▶ **Aim of the task**: What is needed is an exact copy of all the records.

─── Data provided

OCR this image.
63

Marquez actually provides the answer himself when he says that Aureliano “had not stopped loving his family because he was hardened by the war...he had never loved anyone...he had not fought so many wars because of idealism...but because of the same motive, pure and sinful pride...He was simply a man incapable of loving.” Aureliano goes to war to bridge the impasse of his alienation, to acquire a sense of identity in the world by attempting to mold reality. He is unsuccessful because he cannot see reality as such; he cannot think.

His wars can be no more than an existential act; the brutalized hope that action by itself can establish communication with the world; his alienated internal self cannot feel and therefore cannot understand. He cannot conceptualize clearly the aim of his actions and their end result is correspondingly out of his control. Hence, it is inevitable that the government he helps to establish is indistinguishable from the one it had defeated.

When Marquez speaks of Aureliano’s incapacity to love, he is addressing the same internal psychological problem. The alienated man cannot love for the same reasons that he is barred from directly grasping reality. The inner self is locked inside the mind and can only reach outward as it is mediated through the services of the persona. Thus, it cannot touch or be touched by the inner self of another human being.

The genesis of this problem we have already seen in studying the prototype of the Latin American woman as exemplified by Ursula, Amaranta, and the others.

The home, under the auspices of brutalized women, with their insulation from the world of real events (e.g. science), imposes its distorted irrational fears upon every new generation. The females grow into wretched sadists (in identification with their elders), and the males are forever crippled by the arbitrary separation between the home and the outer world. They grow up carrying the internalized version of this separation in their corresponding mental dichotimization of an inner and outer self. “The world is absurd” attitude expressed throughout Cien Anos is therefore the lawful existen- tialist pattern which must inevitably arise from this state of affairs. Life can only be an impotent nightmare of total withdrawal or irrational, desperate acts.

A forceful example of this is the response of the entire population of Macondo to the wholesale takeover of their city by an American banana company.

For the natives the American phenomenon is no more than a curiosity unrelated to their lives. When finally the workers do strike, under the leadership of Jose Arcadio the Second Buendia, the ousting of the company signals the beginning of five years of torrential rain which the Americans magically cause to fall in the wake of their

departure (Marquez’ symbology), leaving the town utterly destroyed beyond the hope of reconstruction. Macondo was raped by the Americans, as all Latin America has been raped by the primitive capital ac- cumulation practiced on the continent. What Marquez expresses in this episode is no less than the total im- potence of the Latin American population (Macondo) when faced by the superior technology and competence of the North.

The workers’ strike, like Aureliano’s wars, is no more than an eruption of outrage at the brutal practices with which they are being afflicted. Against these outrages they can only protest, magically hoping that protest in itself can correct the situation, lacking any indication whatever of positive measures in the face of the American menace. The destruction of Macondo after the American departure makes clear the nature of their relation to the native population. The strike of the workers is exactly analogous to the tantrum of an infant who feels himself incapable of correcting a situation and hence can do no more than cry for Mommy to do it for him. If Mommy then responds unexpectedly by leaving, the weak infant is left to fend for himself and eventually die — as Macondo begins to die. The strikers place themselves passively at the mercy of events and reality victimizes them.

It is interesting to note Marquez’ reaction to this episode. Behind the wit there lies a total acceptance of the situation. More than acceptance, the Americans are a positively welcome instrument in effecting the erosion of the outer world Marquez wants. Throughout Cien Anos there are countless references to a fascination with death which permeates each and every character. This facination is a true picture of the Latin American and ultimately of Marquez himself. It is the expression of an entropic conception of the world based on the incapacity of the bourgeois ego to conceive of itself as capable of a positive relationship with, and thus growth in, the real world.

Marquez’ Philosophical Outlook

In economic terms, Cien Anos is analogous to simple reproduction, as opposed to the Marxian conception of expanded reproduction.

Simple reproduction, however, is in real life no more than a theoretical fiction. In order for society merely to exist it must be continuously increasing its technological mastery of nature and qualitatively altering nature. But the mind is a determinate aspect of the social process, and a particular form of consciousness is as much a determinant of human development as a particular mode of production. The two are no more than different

──────

▶ **Reply to the exercise**:
OCR this image.
63

Marquez actually provides the answer himself when he says that Aureliano “had not stopped loving his family because he was hardened by the war...he had never loved anyone...he had not fought so many wars because of idealism...but because of the same motive, pure and sinful pride...He was simply a man incapable of loving.” Aureliano goes to war to bridge the impasse of his alienation, to acquire a sense of identity in the world by attempting to mold reality. He is unsuccessful because he cannot see reality as such; he cannot think.

His wars can be no more than an existential act; the brutalized hope that action by itself can establish communication with the world; his alienated internal self cannot feel and therefore cannot understand. He cannot conceptualize clearly the aim of his actions and their end result is correspondingly out of his control. Hence, it is inevitable that the government he helps to establish is indistinguishable from the one it had defeated.

When Marquez speaks of Aureliano’s incapacity to love, he is addressing the same internal psychological problem. The alienated man cannot love for the same reasons that he is barred from directly grasping reality. The inner self is locked inside the mind and can only reach outward as it is mediated through the services of the persona. Thus, it cannot touch or be touched by the inner self of another human being.

The genesis of this problem we have already seen in studying the prototype of the Latin American woman as exemplified by Ursula, Amaranta, and the others.

The home, under the auspices of brutalized women, with their insulation from the world of real events (e.g. science), imposes its distorted irrational fears upon every new generation. The females grow into wretched sadists (in identification with their elders), and the males are forever crippled by the arbitrary separation between the home and the outer world. They grow up carrying the internalized version of this separation in their corresponding mental dichotimization of an inner and outer self. “The world is absurd” attitude expressed throughout Cien Anos is therefore the lawful existen- tialist pattern which must inevitably arise from this state of affairs. Life can only be an impotent nightmare of total withdrawal or irrational, desperate acts.

A forceful example of this is the response of the entire population of Macondo to the wholesale takeover of their city by an American banana company.

For the natives the American phenomenon is no more than a curiosity unrelated to their lives. When finally the workers do strike, under the leadership of Jose Arcadio the Second Buendia, the ousting of the company signals the beginning of five years of torrential rain which the Americans magically cause to fall in the wake of their

departure (Marquez’ symbology), leaving the town utterly destroyed beyond the hope of reconstruction. Macondo was raped by the Americans, as all Latin America has been raped by the primitive capital ac- cumulation practiced on the continent. What Marquez expresses in this episode is no less than the total im- potence of the Latin American population (Macondo) when faced by the superior technology and competence of the North.

The workers’ strike, like Aureliano’s wars, is no more than an eruption of outrage at the brutal practices with which they are being afflicted. Against these outrages they can only protest, magically hoping that protest in itself can correct the situation, lacking any indication whatever of positive measures in the face of the American menace. The destruction of Macondo after the American departure makes clear the nature of their relation to the native population. The strike of the workers is exactly analogous to the tantrum of an infant who feels himself incapable of correcting a situation and hence can do no more than cry for Mommy to do it for him. If Mommy then responds unexpectedly by leaving, the weak infant is left to fend for himself and eventually die — as Macondo begins to die. The strikers place themselves passively at the mercy of events and reality victimizes them.

It is interesting to note Marquez’ reaction to this episode. Behind the wit there lies a total acceptance of the situation. More than acceptance, the Americans are a positively welcome instrument in effecting the erosion of the outer world Marquez wants. Throughout Cien Anos there are countless references to a fascination with death which permeates each and every character. This facination is a true picture of the Latin American and ultimately of Marquez himself. It is the expression of an entropic conception of the world based on the incapacity of the bourgeois ego to conceive of itself as capable of a positive relationship with, and thus growth in, the real world.

Marquez’ Philosophical Outlook

In economic terms, Cien Anos is analogous to simple reproduction, as opposed to the Marxian conception of expanded reproduction.

Simple reproduction, however, is in real life no more than a theoretical fiction. In order for society merely to exist it must be continuously increasing its technological mastery of nature and qualitatively altering nature. But the mind is a determinate aspect of the social process, and a particular form of consciousness is as much a determinant of human development as a particular mode of production. The two are no more than different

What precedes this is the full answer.